*Short task:* Each record below should be output verbatim, without pictures.

(Saved entries)
★ ★ ★ ★ ★
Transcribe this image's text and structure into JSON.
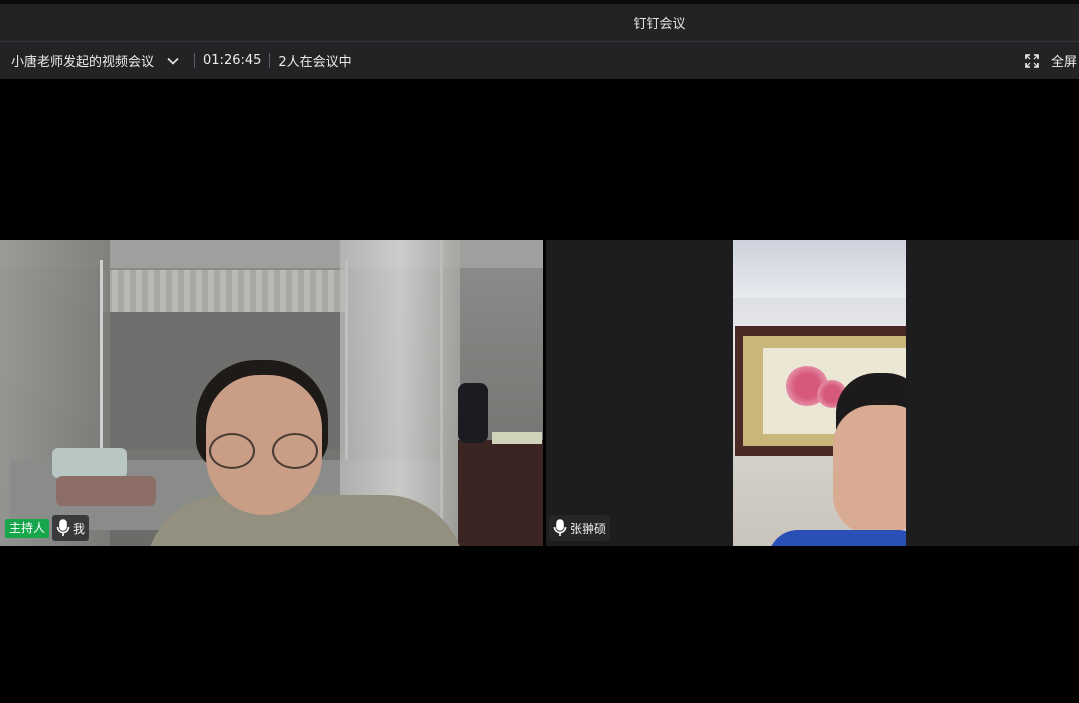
{
  "window": {
    "title": "钉钉会议"
  },
  "meeting": {
    "name": "小唐老师发起的视频会议",
    "duration": "01:26:45",
    "participants": "2人在会议中",
    "fullscreen_label": "全屏"
  },
  "tiles": [
    {
      "host_tag": "主持人",
      "name": "我",
      "mic": "mic-on"
    },
    {
      "name": "张翀硕",
      "mic": "mic-on"
    }
  ],
  "colors": {
    "bar_bg": "#232325",
    "host_green": "#17a64c",
    "stage_bg": "#000000"
  }
}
★ ★ ★ ★ ★
*Answer to this problem:*
Transcribe this image's text and structure into JSON.
{
  "window": {
    "title": "钉钉会议"
  },
  "meeting": {
    "name": "小唐老师发起的视频会议",
    "duration": "01:26:45",
    "participants": "2人在会议中",
    "fullscreen_label": "全屏"
  },
  "tiles": [
    {
      "host_tag": "主持人",
      "name": "我",
      "mic": "mic-on"
    },
    {
      "name": "张翀硕",
      "mic": "mic-on"
    }
  ],
  "colors": {
    "bar_bg": "#232325",
    "host_green": "#17a64c",
    "stage_bg": "#000000"
  }
}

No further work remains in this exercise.